Figure record listings

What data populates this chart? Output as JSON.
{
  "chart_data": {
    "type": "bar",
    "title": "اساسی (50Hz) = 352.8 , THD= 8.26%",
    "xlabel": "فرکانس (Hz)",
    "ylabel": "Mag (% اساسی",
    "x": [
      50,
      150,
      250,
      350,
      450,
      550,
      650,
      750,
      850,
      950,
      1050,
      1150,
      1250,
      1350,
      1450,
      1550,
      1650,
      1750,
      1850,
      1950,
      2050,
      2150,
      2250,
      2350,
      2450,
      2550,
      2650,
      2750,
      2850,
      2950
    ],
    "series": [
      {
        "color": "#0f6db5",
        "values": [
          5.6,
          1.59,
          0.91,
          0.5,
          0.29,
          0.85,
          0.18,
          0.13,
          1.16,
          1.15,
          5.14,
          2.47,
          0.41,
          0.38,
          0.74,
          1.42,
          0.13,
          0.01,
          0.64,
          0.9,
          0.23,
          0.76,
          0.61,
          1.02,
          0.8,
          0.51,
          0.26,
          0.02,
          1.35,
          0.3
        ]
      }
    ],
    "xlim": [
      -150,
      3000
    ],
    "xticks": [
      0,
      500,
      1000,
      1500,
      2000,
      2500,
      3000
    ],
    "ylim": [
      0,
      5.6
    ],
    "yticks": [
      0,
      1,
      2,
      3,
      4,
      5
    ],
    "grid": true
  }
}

| Short task |
Restate the whole listing exactly.

| Task solution |
What data populates this chart? Output as JSON.
{
  "chart_data": {
    "type": "bar",
    "title": "اساسی (50Hz) = 352.8 , THD= 8.26%",
    "xlabel": "فرکانس (Hz)",
    "ylabel": "Mag (% اساسی",
    "x": [
      50,
      150,
      250,
      350,
      450,
      550,
      650,
      750,
      850,
      950,
      1050,
      1150,
      1250,
      1350,
      1450,
      1550,
      1650,
      1750,
      1850,
      1950,
      2050,
      2150,
      2250,
      2350,
      2450,
      2550,
      2650,
      2750,
      2850,
      2950
    ],
    "series": [
      {
        "color": "#0f6db5",
        "values": [
          5.6,
          1.59,
          0.91,
          0.5,
          0.29,
          0.85,
          0.18,
          0.13,
          1.16,
          1.15,
          5.14,
          2.47,
          0.41,
          0.38,
          0.74,
          1.42,
          0.13,
          0.01,
          0.64,
          0.9,
          0.23,
          0.76,
          0.61,
          1.02,
          0.8,
          0.51,
          0.26,
          0.02,
          1.35,
          0.3
        ]
      }
    ],
    "xlim": [
      -150,
      3000
    ],
    "xticks": [
      0,
      500,
      1000,
      1500,
      2000,
      2500,
      3000
    ],
    "ylim": [
      0,
      5.6
    ],
    "yticks": [
      0,
      1,
      2,
      3,
      4,
      5
    ],
    "grid": true
  }
}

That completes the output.